_AIM_.
Write every line of the material out exactly as shown.
____ EXTRACTED DATA
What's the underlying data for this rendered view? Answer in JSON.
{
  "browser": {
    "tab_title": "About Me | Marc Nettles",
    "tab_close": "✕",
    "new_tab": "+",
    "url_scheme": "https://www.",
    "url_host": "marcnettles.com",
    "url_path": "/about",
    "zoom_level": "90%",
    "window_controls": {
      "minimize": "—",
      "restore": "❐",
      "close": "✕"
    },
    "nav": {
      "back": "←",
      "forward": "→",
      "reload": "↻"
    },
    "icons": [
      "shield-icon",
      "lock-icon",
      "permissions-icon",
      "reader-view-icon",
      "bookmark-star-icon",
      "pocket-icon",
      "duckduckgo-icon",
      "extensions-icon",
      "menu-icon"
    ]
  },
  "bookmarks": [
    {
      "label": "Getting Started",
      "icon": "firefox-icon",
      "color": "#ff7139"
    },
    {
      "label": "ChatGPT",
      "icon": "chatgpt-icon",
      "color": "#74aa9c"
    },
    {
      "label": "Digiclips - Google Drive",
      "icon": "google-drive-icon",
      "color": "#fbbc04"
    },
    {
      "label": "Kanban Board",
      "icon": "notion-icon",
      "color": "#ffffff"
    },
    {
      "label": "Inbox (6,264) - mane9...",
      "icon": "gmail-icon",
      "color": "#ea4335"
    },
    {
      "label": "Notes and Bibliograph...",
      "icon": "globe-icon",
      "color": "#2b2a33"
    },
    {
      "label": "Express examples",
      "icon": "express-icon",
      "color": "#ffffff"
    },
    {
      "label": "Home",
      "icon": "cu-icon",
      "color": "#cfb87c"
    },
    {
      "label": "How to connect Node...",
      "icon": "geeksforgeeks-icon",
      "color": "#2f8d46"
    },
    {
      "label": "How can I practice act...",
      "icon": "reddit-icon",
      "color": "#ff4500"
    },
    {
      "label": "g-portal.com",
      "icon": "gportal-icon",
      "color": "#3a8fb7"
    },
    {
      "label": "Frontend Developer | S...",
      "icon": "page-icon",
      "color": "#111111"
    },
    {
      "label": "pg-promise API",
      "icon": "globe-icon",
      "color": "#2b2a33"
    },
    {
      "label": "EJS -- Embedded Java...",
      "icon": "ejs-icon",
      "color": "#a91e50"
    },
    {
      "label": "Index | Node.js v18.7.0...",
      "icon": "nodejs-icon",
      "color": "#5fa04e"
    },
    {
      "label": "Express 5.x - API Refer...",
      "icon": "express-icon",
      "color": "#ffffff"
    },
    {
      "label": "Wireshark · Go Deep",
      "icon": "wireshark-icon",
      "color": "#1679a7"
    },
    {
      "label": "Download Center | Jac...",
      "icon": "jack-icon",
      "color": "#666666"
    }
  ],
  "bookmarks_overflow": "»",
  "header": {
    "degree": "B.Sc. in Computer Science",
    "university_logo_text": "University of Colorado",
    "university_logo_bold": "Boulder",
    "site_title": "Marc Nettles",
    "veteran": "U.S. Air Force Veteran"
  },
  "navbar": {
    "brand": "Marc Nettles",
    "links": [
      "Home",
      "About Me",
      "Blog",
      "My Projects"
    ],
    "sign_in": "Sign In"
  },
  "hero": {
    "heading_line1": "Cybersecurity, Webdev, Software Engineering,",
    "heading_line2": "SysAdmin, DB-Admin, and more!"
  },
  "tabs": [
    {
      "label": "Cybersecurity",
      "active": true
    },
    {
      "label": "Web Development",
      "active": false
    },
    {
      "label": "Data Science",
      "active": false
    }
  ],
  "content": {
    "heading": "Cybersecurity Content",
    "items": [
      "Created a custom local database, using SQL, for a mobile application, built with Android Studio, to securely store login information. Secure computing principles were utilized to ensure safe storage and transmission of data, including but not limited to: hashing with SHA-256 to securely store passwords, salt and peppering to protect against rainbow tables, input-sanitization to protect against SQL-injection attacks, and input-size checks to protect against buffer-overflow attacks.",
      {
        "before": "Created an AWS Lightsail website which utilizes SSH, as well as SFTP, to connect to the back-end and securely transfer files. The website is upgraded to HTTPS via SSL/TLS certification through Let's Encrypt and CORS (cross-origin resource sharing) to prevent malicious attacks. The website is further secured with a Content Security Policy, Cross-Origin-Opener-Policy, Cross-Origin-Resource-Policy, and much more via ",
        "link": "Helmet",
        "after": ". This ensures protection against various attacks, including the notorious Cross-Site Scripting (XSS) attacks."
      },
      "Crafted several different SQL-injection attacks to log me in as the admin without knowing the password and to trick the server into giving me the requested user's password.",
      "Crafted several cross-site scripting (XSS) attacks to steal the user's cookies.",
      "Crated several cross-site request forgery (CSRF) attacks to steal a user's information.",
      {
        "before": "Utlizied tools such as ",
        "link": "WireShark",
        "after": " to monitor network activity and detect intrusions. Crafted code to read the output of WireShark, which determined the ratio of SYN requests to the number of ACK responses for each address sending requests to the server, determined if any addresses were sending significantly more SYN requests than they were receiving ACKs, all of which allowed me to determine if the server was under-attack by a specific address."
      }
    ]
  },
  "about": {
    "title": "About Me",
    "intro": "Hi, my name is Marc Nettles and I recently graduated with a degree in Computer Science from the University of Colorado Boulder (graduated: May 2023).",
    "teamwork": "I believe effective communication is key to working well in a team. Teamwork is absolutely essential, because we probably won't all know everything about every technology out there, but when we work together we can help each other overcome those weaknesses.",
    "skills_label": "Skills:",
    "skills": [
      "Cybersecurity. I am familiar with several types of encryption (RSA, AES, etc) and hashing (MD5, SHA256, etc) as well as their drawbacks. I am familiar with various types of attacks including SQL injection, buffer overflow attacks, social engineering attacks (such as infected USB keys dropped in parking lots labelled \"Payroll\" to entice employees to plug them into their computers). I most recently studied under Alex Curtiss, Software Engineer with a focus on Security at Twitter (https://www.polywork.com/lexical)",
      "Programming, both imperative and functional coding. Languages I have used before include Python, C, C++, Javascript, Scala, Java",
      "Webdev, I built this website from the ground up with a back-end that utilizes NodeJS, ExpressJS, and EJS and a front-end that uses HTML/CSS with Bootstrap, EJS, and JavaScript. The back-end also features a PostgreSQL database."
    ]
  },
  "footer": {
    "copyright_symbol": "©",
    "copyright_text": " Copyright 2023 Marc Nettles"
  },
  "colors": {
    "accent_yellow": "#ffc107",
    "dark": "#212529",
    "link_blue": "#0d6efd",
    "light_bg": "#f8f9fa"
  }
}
________
_THE COMPLETED TASK_.
What's the underlying data for this rendered view? Answer in JSON.
{
  "browser": {
    "tab_title": "About Me | Marc Nettles",
    "tab_close": "✕",
    "new_tab": "+",
    "url_scheme": "https://www.",
    "url_host": "marcnettles.com",
    "url_path": "/about",
    "zoom_level": "90%",
    "window_controls": {
      "minimize": "—",
      "restore": "❐",
      "close": "✕"
    },
    "nav": {
      "back": "←",
      "forward": "→",
      "reload": "↻"
    },
    "icons": [
      "shield-icon",
      "lock-icon",
      "permissions-icon",
      "reader-view-icon",
      "bookmark-star-icon",
      "pocket-icon",
      "duckduckgo-icon",
      "extensions-icon",
      "menu-icon"
    ]
  },
  "bookmarks": [
    {
      "label": "Getting Started",
      "icon": "firefox-icon",
      "color": "#ff7139"
    },
    {
      "label": "ChatGPT",
      "icon": "chatgpt-icon",
      "color": "#74aa9c"
    },
    {
      "label": "Digiclips - Google Drive",
      "icon": "google-drive-icon",
      "color": "#fbbc04"
    },
    {
      "label": "Kanban Board",
      "icon": "notion-icon",
      "color": "#ffffff"
    },
    {
      "label": "Inbox (6,264) - mane9...",
      "icon": "gmail-icon",
      "color": "#ea4335"
    },
    {
      "label": "Notes and Bibliograph...",
      "icon": "globe-icon",
      "color": "#2b2a33"
    },
    {
      "label": "Express examples",
      "icon": "express-icon",
      "color": "#ffffff"
    },
    {
      "label": "Home",
      "icon": "cu-icon",
      "color": "#cfb87c"
    },
    {
      "label": "How to connect Node...",
      "icon": "geeksforgeeks-icon",
      "color": "#2f8d46"
    },
    {
      "label": "How can I practice act...",
      "icon": "reddit-icon",
      "color": "#ff4500"
    },
    {
      "label": "g-portal.com",
      "icon": "gportal-icon",
      "color": "#3a8fb7"
    },
    {
      "label": "Frontend Developer | S...",
      "icon": "page-icon",
      "color": "#111111"
    },
    {
      "label": "pg-promise API",
      "icon": "globe-icon",
      "color": "#2b2a33"
    },
    {
      "label": "EJS -- Embedded Java...",
      "icon": "ejs-icon",
      "color": "#a91e50"
    },
    {
      "label": "Index | Node.js v18.7.0...",
      "icon": "nodejs-icon",
      "color": "#5fa04e"
    },
    {
      "label": "Express 5.x - API Refer...",
      "icon": "express-icon",
      "color": "#ffffff"
    },
    {
      "label": "Wireshark · Go Deep",
      "icon": "wireshark-icon",
      "color": "#1679a7"
    },
    {
      "label": "Download Center | Jac...",
      "icon": "jack-icon",
      "color": "#666666"
    }
  ],
  "bookmarks_overflow": "»",
  "header": {
    "degree": "B.Sc. in Computer Science",
    "university_logo_text": "University of Colorado",
    "university_logo_bold": "Boulder",
    "site_title": "Marc Nettles",
    "veteran": "U.S. Air Force Veteran"
  },
  "navbar": {
    "brand": "Marc Nettles",
    "links": [
      "Home",
      "About Me",
      "Blog",
      "My Projects"
    ],
    "sign_in": "Sign In"
  },
  "hero": {
    "heading_line1": "Cybersecurity, Webdev, Software Engineering,",
    "heading_line2": "SysAdmin, DB-Admin, and more!"
  },
  "tabs": [
    {
      "label": "Cybersecurity",
      "active": true
    },
    {
      "label": "Web Development",
      "active": false
    },
    {
      "label": "Data Science",
      "active": false
    }
  ],
  "content": {
    "heading": "Cybersecurity Content",
    "items": [
      "Created a custom local database, using SQL, for a mobile application, built with Android Studio, to securely store login information. Secure computing principles were utilized to ensure safe storage and transmission of data, including but not limited to: hashing with SHA-256 to securely store passwords, salt and peppering to protect against rainbow tables, input-sanitization to protect against SQL-injection attacks, and input-size checks to protect against buffer-overflow attacks.",
      {
        "before": "Created an AWS Lightsail website which utilizes SSH, as well as SFTP, to connect to the back-end and securely transfer files. The website is upgraded to HTTPS via SSL/TLS certification through Let's Encrypt and CORS (cross-origin resource sharing) to prevent malicious attacks. The website is further secured with a Content Security Policy, Cross-Origin-Opener-Policy, Cross-Origin-Resource-Policy, and much more via ",
        "link": "Helmet",
        "after": ". This ensures protection against various attacks, including the notorious Cross-Site Scripting (XSS) attacks."
      },
      "Crafted several different SQL-injection attacks to log me in as the admin without knowing the password and to trick the server into giving me the requested user's password.",
      "Crafted several cross-site scripting (XSS) attacks to steal the user's cookies.",
      "Crated several cross-site request forgery (CSRF) attacks to steal a user's information.",
      {
        "before": "Utlizied tools such as ",
        "link": "WireShark",
        "after": " to monitor network activity and detect intrusions. Crafted code to read the output of WireShark, which determined the ratio of SYN requests to the number of ACK responses for each address sending requests to the server, determined if any addresses were sending significantly more SYN requests than they were receiving ACKs, all of which allowed me to determine if the server was under-attack by a specific address."
      }
    ]
  },
  "about": {
    "title": "About Me",
    "intro": "Hi, my name is Marc Nettles and I recently graduated with a degree in Computer Science from the University of Colorado Boulder (graduated: May 2023).",
    "teamwork": "I believe effective communication is key to working well in a team. Teamwork is absolutely essential, because we probably won't all know everything about every technology out there, but when we work together we can help each other overcome those weaknesses.",
    "skills_label": "Skills:",
    "skills": [
      "Cybersecurity. I am familiar with several types of encryption (RSA, AES, etc) and hashing (MD5, SHA256, etc) as well as their drawbacks. I am familiar with various types of attacks including SQL injection, buffer overflow attacks, social engineering attacks (such as infected USB keys dropped in parking lots labelled \"Payroll\" to entice employees to plug them into their computers). I most recently studied under Alex Curtiss, Software Engineer with a focus on Security at Twitter (https://www.polywork.com/lexical)",
      "Programming, both imperative and functional coding. Languages I have used before include Python, C, C++, Javascript, Scala, Java",
      "Webdev, I built this website from the ground up with a back-end that utilizes NodeJS, ExpressJS, and EJS and a front-end that uses HTML/CSS with Bootstrap, EJS, and JavaScript. The back-end also features a PostgreSQL database."
    ]
  },
  "footer": {
    "copyright_symbol": "©",
    "copyright_text": " Copyright 2023 Marc Nettles"
  },
  "colors": {
    "accent_yellow": "#ffc107",
    "dark": "#212529",
    "link_blue": "#0d6efd",
    "light_bg": "#f8f9fa"
  }
}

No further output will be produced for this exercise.